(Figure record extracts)
·····

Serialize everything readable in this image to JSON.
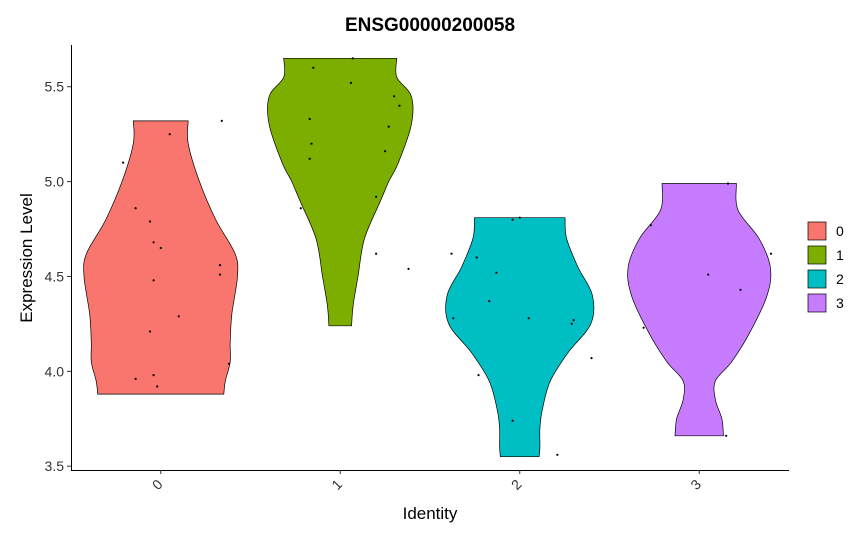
{
  "chart_data": {
    "type": "violin",
    "title": "ENSG00000200058",
    "xlabel": "Identity",
    "ylabel": "Expression Level",
    "categories": [
      "0",
      "1",
      "2",
      "3"
    ],
    "ylim": [
      3.48,
      5.72
    ],
    "yticks": [
      "3.5",
      "4.0",
      "4.5",
      "5.0",
      "5.5"
    ],
    "ytick_values": [
      3.5,
      4.0,
      4.5,
      5.0,
      5.5
    ],
    "legend_position": "right",
    "grid": false,
    "series": [
      {
        "name": "0",
        "color": "#F8766D",
        "range": [
          3.88,
          5.32
        ],
        "profile": [
          [
            3.88,
            0.78
          ],
          [
            3.95,
            0.8
          ],
          [
            4.05,
            0.86
          ],
          [
            4.15,
            0.86
          ],
          [
            4.3,
            0.88
          ],
          [
            4.5,
            0.95
          ],
          [
            4.62,
            0.92
          ],
          [
            4.8,
            0.68
          ],
          [
            5.0,
            0.48
          ],
          [
            5.2,
            0.34
          ],
          [
            5.32,
            0.34
          ]
        ],
        "points": [
          [
            -0.21,
            5.1
          ],
          [
            -0.14,
            4.86
          ],
          [
            0.05,
            5.25
          ],
          [
            0.34,
            5.32
          ],
          [
            -0.06,
            4.79
          ],
          [
            -0.04,
            4.68
          ],
          [
            0.0,
            4.65
          ],
          [
            0.33,
            4.56
          ],
          [
            0.33,
            4.51
          ],
          [
            -0.04,
            4.48
          ],
          [
            0.1,
            4.29
          ],
          [
            -0.06,
            4.21
          ],
          [
            0.38,
            4.04
          ],
          [
            -0.14,
            3.96
          ],
          [
            -0.04,
            3.98
          ],
          [
            -0.02,
            3.92
          ]
        ]
      },
      {
        "name": "1",
        "color": "#7CAE00",
        "range": [
          4.24,
          5.65
        ],
        "profile": [
          [
            4.24,
            0.14
          ],
          [
            4.35,
            0.16
          ],
          [
            4.5,
            0.22
          ],
          [
            4.7,
            0.3
          ],
          [
            4.9,
            0.5
          ],
          [
            5.0,
            0.6
          ],
          [
            5.1,
            0.72
          ],
          [
            5.3,
            0.88
          ],
          [
            5.45,
            0.88
          ],
          [
            5.55,
            0.7
          ],
          [
            5.65,
            0.7
          ]
        ],
        "points": [
          [
            -0.15,
            5.6
          ],
          [
            0.07,
            5.65
          ],
          [
            -0.17,
            5.33
          ],
          [
            0.06,
            5.52
          ],
          [
            0.3,
            5.45
          ],
          [
            0.33,
            5.4
          ],
          [
            -0.16,
            5.2
          ],
          [
            0.27,
            5.29
          ],
          [
            0.25,
            5.16
          ],
          [
            -0.17,
            5.12
          ],
          [
            0.2,
            4.92
          ],
          [
            -0.22,
            4.86
          ],
          [
            0.2,
            4.62
          ],
          [
            0.38,
            4.54
          ]
        ]
      },
      {
        "name": "2",
        "color": "#00BFC4",
        "range": [
          3.55,
          4.81
        ],
        "profile": [
          [
            3.55,
            0.24
          ],
          [
            3.6,
            0.25
          ],
          [
            3.7,
            0.25
          ],
          [
            3.8,
            0.28
          ],
          [
            3.95,
            0.38
          ],
          [
            4.1,
            0.6
          ],
          [
            4.25,
            0.88
          ],
          [
            4.4,
            0.9
          ],
          [
            4.55,
            0.72
          ],
          [
            4.7,
            0.58
          ],
          [
            4.81,
            0.56
          ]
        ],
        "points": [
          [
            -0.38,
            4.62
          ],
          [
            -0.24,
            4.6
          ],
          [
            -0.13,
            4.52
          ],
          [
            -0.17,
            4.37
          ],
          [
            -0.37,
            4.28
          ],
          [
            0.05,
            4.28
          ],
          [
            0.3,
            4.27
          ],
          [
            0.29,
            4.25
          ],
          [
            0.4,
            4.07
          ],
          [
            -0.23,
            3.98
          ],
          [
            -0.04,
            4.8
          ],
          [
            0.0,
            4.81
          ],
          [
            -0.04,
            3.74
          ],
          [
            0.21,
            3.56
          ]
        ]
      },
      {
        "name": "3",
        "color": "#C77CFF",
        "range": [
          3.66,
          4.99
        ],
        "profile": [
          [
            3.66,
            0.3
          ],
          [
            3.75,
            0.28
          ],
          [
            3.85,
            0.2
          ],
          [
            3.95,
            0.2
          ],
          [
            4.05,
            0.4
          ],
          [
            4.2,
            0.62
          ],
          [
            4.4,
            0.84
          ],
          [
            4.55,
            0.88
          ],
          [
            4.7,
            0.74
          ],
          [
            4.85,
            0.48
          ],
          [
            4.99,
            0.46
          ]
        ],
        "points": [
          [
            -0.27,
            4.77
          ],
          [
            0.16,
            4.99
          ],
          [
            0.4,
            4.62
          ],
          [
            0.05,
            4.51
          ],
          [
            0.23,
            4.43
          ],
          [
            -0.31,
            4.23
          ],
          [
            0.15,
            3.66
          ]
        ]
      }
    ]
  }
}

·····

• _Work required_
Can the entries above be repeated exactly, without their pictures?

• _Output of the exercise_
Serialize everything readable in this image to JSON.
{
  "chart_data": {
    "type": "violin",
    "title": "ENSG00000200058",
    "xlabel": "Identity",
    "ylabel": "Expression Level",
    "categories": [
      "0",
      "1",
      "2",
      "3"
    ],
    "ylim": [
      3.48,
      5.72
    ],
    "yticks": [
      "3.5",
      "4.0",
      "4.5",
      "5.0",
      "5.5"
    ],
    "ytick_values": [
      3.5,
      4.0,
      4.5,
      5.0,
      5.5
    ],
    "legend_position": "right",
    "grid": false,
    "series": [
      {
        "name": "0",
        "color": "#F8766D",
        "range": [
          3.88,
          5.32
        ],
        "profile": [
          [
            3.88,
            0.78
          ],
          [
            3.95,
            0.8
          ],
          [
            4.05,
            0.86
          ],
          [
            4.15,
            0.86
          ],
          [
            4.3,
            0.88
          ],
          [
            4.5,
            0.95
          ],
          [
            4.62,
            0.92
          ],
          [
            4.8,
            0.68
          ],
          [
            5.0,
            0.48
          ],
          [
            5.2,
            0.34
          ],
          [
            5.32,
            0.34
          ]
        ],
        "points": [
          [
            -0.21,
            5.1
          ],
          [
            -0.14,
            4.86
          ],
          [
            0.05,
            5.25
          ],
          [
            0.34,
            5.32
          ],
          [
            -0.06,
            4.79
          ],
          [
            -0.04,
            4.68
          ],
          [
            0.0,
            4.65
          ],
          [
            0.33,
            4.56
          ],
          [
            0.33,
            4.51
          ],
          [
            -0.04,
            4.48
          ],
          [
            0.1,
            4.29
          ],
          [
            -0.06,
            4.21
          ],
          [
            0.38,
            4.04
          ],
          [
            -0.14,
            3.96
          ],
          [
            -0.04,
            3.98
          ],
          [
            -0.02,
            3.92
          ]
        ]
      },
      {
        "name": "1",
        "color": "#7CAE00",
        "range": [
          4.24,
          5.65
        ],
        "profile": [
          [
            4.24,
            0.14
          ],
          [
            4.35,
            0.16
          ],
          [
            4.5,
            0.22
          ],
          [
            4.7,
            0.3
          ],
          [
            4.9,
            0.5
          ],
          [
            5.0,
            0.6
          ],
          [
            5.1,
            0.72
          ],
          [
            5.3,
            0.88
          ],
          [
            5.45,
            0.88
          ],
          [
            5.55,
            0.7
          ],
          [
            5.65,
            0.7
          ]
        ],
        "points": [
          [
            -0.15,
            5.6
          ],
          [
            0.07,
            5.65
          ],
          [
            -0.17,
            5.33
          ],
          [
            0.06,
            5.52
          ],
          [
            0.3,
            5.45
          ],
          [
            0.33,
            5.4
          ],
          [
            -0.16,
            5.2
          ],
          [
            0.27,
            5.29
          ],
          [
            0.25,
            5.16
          ],
          [
            -0.17,
            5.12
          ],
          [
            0.2,
            4.92
          ],
          [
            -0.22,
            4.86
          ],
          [
            0.2,
            4.62
          ],
          [
            0.38,
            4.54
          ]
        ]
      },
      {
        "name": "2",
        "color": "#00BFC4",
        "range": [
          3.55,
          4.81
        ],
        "profile": [
          [
            3.55,
            0.24
          ],
          [
            3.6,
            0.25
          ],
          [
            3.7,
            0.25
          ],
          [
            3.8,
            0.28
          ],
          [
            3.95,
            0.38
          ],
          [
            4.1,
            0.6
          ],
          [
            4.25,
            0.88
          ],
          [
            4.4,
            0.9
          ],
          [
            4.55,
            0.72
          ],
          [
            4.7,
            0.58
          ],
          [
            4.81,
            0.56
          ]
        ],
        "points": [
          [
            -0.38,
            4.62
          ],
          [
            -0.24,
            4.6
          ],
          [
            -0.13,
            4.52
          ],
          [
            -0.17,
            4.37
          ],
          [
            -0.37,
            4.28
          ],
          [
            0.05,
            4.28
          ],
          [
            0.3,
            4.27
          ],
          [
            0.29,
            4.25
          ],
          [
            0.4,
            4.07
          ],
          [
            -0.23,
            3.98
          ],
          [
            -0.04,
            4.8
          ],
          [
            0.0,
            4.81
          ],
          [
            -0.04,
            3.74
          ],
          [
            0.21,
            3.56
          ]
        ]
      },
      {
        "name": "3",
        "color": "#C77CFF",
        "range": [
          3.66,
          4.99
        ],
        "profile": [
          [
            3.66,
            0.3
          ],
          [
            3.75,
            0.28
          ],
          [
            3.85,
            0.2
          ],
          [
            3.95,
            0.2
          ],
          [
            4.05,
            0.4
          ],
          [
            4.2,
            0.62
          ],
          [
            4.4,
            0.84
          ],
          [
            4.55,
            0.88
          ],
          [
            4.7,
            0.74
          ],
          [
            4.85,
            0.48
          ],
          [
            4.99,
            0.46
          ]
        ],
        "points": [
          [
            -0.27,
            4.77
          ],
          [
            0.16,
            4.99
          ],
          [
            0.4,
            4.62
          ],
          [
            0.05,
            4.51
          ],
          [
            0.23,
            4.43
          ],
          [
            -0.31,
            4.23
          ],
          [
            0.15,
            3.66
          ]
        ]
      }
    ]
  }
}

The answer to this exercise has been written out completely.